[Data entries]
________________________________________

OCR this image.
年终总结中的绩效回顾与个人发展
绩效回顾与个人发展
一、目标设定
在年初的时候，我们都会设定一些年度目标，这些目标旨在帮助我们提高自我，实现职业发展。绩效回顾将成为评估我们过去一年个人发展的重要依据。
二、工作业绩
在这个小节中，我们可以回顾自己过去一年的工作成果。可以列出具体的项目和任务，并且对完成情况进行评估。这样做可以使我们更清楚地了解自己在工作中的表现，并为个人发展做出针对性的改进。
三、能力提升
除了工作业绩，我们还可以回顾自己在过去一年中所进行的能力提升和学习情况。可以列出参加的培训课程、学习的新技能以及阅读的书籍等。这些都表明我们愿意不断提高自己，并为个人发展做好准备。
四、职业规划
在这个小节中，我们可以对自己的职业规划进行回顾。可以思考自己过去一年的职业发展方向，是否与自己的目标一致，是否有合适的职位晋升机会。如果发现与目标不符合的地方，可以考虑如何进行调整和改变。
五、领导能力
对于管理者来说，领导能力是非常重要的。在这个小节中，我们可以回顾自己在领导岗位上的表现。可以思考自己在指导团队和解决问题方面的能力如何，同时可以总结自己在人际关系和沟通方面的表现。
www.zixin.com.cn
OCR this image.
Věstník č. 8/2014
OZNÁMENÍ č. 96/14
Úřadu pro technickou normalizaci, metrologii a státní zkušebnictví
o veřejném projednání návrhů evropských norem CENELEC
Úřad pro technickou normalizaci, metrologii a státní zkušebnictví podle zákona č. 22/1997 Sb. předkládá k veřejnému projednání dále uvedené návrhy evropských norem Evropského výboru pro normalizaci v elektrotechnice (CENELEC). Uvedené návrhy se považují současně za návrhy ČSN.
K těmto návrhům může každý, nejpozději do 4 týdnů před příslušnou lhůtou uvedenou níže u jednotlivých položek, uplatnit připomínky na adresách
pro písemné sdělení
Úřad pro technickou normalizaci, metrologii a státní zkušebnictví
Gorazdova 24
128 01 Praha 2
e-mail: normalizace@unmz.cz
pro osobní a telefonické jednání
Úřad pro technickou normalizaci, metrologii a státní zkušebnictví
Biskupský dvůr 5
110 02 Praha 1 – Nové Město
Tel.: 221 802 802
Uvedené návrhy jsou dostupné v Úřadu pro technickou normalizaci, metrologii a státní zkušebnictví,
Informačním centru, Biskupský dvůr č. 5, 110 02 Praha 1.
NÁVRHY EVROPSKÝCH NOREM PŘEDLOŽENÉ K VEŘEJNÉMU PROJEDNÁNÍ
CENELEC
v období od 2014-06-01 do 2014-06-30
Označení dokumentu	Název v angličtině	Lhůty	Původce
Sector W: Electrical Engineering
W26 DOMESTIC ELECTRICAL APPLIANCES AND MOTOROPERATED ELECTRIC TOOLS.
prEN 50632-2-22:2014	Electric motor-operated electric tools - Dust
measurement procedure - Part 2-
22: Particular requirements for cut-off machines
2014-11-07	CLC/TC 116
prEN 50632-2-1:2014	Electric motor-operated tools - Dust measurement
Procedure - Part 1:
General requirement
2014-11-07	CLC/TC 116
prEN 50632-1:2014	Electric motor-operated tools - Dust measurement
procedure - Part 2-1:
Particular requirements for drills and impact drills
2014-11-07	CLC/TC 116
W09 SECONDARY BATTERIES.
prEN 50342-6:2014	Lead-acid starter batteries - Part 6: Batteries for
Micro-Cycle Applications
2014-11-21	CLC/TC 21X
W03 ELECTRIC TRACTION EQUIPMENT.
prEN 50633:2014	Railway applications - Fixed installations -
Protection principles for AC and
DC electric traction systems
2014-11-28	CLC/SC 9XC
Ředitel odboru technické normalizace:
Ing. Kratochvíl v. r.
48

________________________________________

Copy out the whole listing, exactly as written.

**Completed exercise:**
OCR this image.
年终总结中的绩效回顾与个人发展
绩效回顾与个人发展
一、目标设定
在年初的时候，我们都会设定一些年度目标，这些目标旨在帮助我们提高自我，实现职业发展。绩效回顾将成为评估我们过去一年个人发展的重要依据。
二、工作业绩
在这个小节中，我们可以回顾自己过去一年的工作成果。可以列出具体的项目和任务，并且对完成情况进行评估。这样做可以使我们更清楚地了解自己在工作中的表现，并为个人发展做出针对性的改进。
三、能力提升
除了工作业绩，我们还可以回顾自己在过去一年中所进行的能力提升和学习情况。可以列出参加的培训课程、学习的新技能以及阅读的书籍等。这些都表明我们愿意不断提高自己，并为个人发展做好准备。
四、职业规划
在这个小节中，我们可以对自己的职业规划进行回顾。可以思考自己过去一年的职业发展方向，是否与自己的目标一致，是否有合适的职位晋升机会。如果发现与目标不符合的地方，可以考虑如何进行调整和改变。
五、领导能力
对于管理者来说，领导能力是非常重要的。在这个小节中，我们可以回顾自己在领导岗位上的表现。可以思考自己在指导团队和解决问题方面的能力如何，同时可以总结自己在人际关系和沟通方面的表现。
www.zixin.com.cn
OCR this image.
Věstník č. 8/2014
OZNÁMENÍ č. 96/14
Úřadu pro technickou normalizaci, metrologii a státní zkušebnictví
o veřejném projednání návrhů evropských norem CENELEC
Úřad pro technickou normalizaci, metrologii a státní zkušebnictví podle zákona č. 22/1997 Sb. předkládá k veřejnému projednání dále uvedené návrhy evropských norem Evropského výboru pro normalizaci v elektrotechnice (CENELEC). Uvedené návrhy se považují současně za návrhy ČSN.
K těmto návrhům může každý, nejpozději do 4 týdnů před příslušnou lhůtou uvedenou níže u jednotlivých položek, uplatnit připomínky na adresách
pro písemné sdělení
Úřad pro technickou normalizaci, metrologii a státní zkušebnictví
Gorazdova 24
128 01 Praha 2
e-mail: normalizace@unmz.cz
pro osobní a telefonické jednání
Úřad pro technickou normalizaci, metrologii a státní zkušebnictví
Biskupský dvůr 5
110 02 Praha 1 – Nové Město
Tel.: 221 802 802
Uvedené návrhy jsou dostupné v Úřadu pro technickou normalizaci, metrologii a státní zkušebnictví,
Informačním centru, Biskupský dvůr č. 5, 110 02 Praha 1.
NÁVRHY EVROPSKÝCH NOREM PŘEDLOŽENÉ K VEŘEJNÉMU PROJEDNÁNÍ
CENELEC
v období od 2014-06-01 do 2014-06-30
Označení dokumentu	Název v angličtině	Lhůty	Původce
Sector W: Electrical Engineering
W26 DOMESTIC ELECTRICAL APPLIANCES AND MOTOROPERATED ELECTRIC TOOLS.
prEN 50632-2-22:2014	Electric motor-operated electric tools - Dust
measurement procedure - Part 2-
22: Particular requirements for cut-off machines
2014-11-07	CLC/TC 116
prEN 50632-2-1:2014	Electric motor-operated tools - Dust measurement
Procedure - Part 1:
General requirement
2014-11-07	CLC/TC 116
prEN 50632-1:2014	Electric motor-operated tools - Dust measurement
procedure - Part 2-1:
Particular requirements for drills and impact drills
2014-11-07	CLC/TC 116
W09 SECONDARY BATTERIES.
prEN 50342-6:2014	Lead-acid starter batteries - Part 6: Batteries for
Micro-Cycle Applications
2014-11-21	CLC/TC 21X
W03 ELECTRIC TRACTION EQUIPMENT.
prEN 50633:2014	Railway applications - Fixed installations -
Protection principles for AC and
DC electric traction systems
2014-11-28	CLC/SC 9XC
Ředitel odboru technické normalizace:
Ing. Kratochvíl v. r.
48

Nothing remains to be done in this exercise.